Task objective
Without the pictures, return all of the material exactly as written.

Saved entries:
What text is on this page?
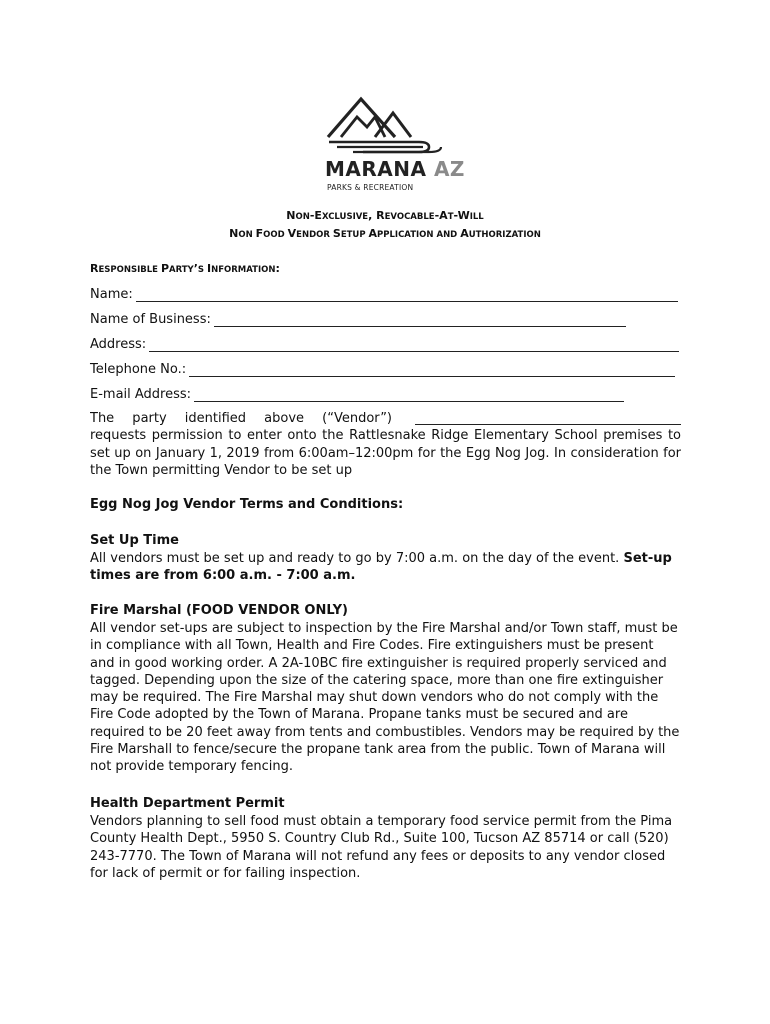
MARANA AZ
PARKS & RECREATION
NON-EXCLUSIVE, REVOCABLE-AT-WILL
NON FOOD VENDOR SETUP APPLICATION AND AUTHORIZATION
RESPONSIBLE PARTY’S INFORMATION:
Name:
Name of Business:
Address:
Telephone No.:
E-mail Address:
The party identified above (“Vendor”)
requests permission to enter onto the Rattlesnake Ridge Elementary School premises to set up on January 1, 2019 from 6:00am–12:00pm for the Egg Nog Jog. In consideration for the Town permitting Vendor to be set up
Egg Nog Jog Vendor Terms and Conditions:
Set Up Time
All vendors must be set up and ready to go by 7:00 a.m. on the day of the event. Set-up times are from 6:00 a.m. - 7:00 a.m.
Fire Marshal (FOOD VENDOR ONLY)
All vendor set-ups are subject to inspection by the Fire Marshal and/or Town staff, must be in compliance with all Town, Health and Fire Codes. Fire extinguishers must be present and in good working order. A 2A-10BC fire extinguisher is required properly serviced and tagged. Depending upon the size of the catering space, more than one fire extinguisher may be required. The Fire Marshal may shut down vendors who do not comply with the Fire Code adopted by the Town of Marana. Propane tanks must be secured and are required to be 20 feet away from tents and combustibles. Vendors may be required by the Fire Marshall to fence/secure the propane tank area from the public. Town of Marana will not provide temporary fencing.
Health Department Permit
Vendors planning to sell food must obtain a temporary food service permit from the Pima County Health Dept., 5950 S. Country Club Rd., Suite 100, Tucson AZ 85714 or call (520) 243-7770. The Town of Marana will not refund any fees or deposits to any vendor closed for lack of permit or for failing inspection.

Solved exercise
What text is on this page?
MARANA AZ
PARKS & RECREATION
NON-EXCLUSIVE, REVOCABLE-AT-WILL
NON FOOD VENDOR SETUP APPLICATION AND AUTHORIZATION
RESPONSIBLE PARTY’S INFORMATION:
Name:
Name of Business:
Address:
Telephone No.:
E-mail Address:
The party identified above (“Vendor”)
requests permission to enter onto the Rattlesnake Ridge Elementary School premises to set up on January 1, 2019 from 6:00am–12:00pm for the Egg Nog Jog. In consideration for the Town permitting Vendor to be set up
Egg Nog Jog Vendor Terms and Conditions:
Set Up Time
All vendors must be set up and ready to go by 7:00 a.m. on the day of the event. Set-up times are from 6:00 a.m. - 7:00 a.m.
Fire Marshal (FOOD VENDOR ONLY)
All vendor set-ups are subject to inspection by the Fire Marshal and/or Town staff, must be in compliance with all Town, Health and Fire Codes. Fire extinguishers must be present and in good working order. A 2A-10BC fire extinguisher is required properly serviced and tagged. Depending upon the size of the catering space, more than one fire extinguisher may be required. The Fire Marshal may shut down vendors who do not comply with the Fire Code adopted by the Town of Marana. Propane tanks must be secured and are required to be 20 feet away from tents and combustibles. Vendors may be required by the Fire Marshall to fence/secure the propane tank area from the public. Town of Marana will not provide temporary fencing.
Health Department Permit
Vendors planning to sell food must obtain a temporary food service permit from the Pima County Health Dept., 5950 S. Country Club Rd., Suite 100, Tucson AZ 85714 or call (520) 243-7770. The Town of Marana will not refund any fees or deposits to any vendor closed for lack of permit or for failing inspection.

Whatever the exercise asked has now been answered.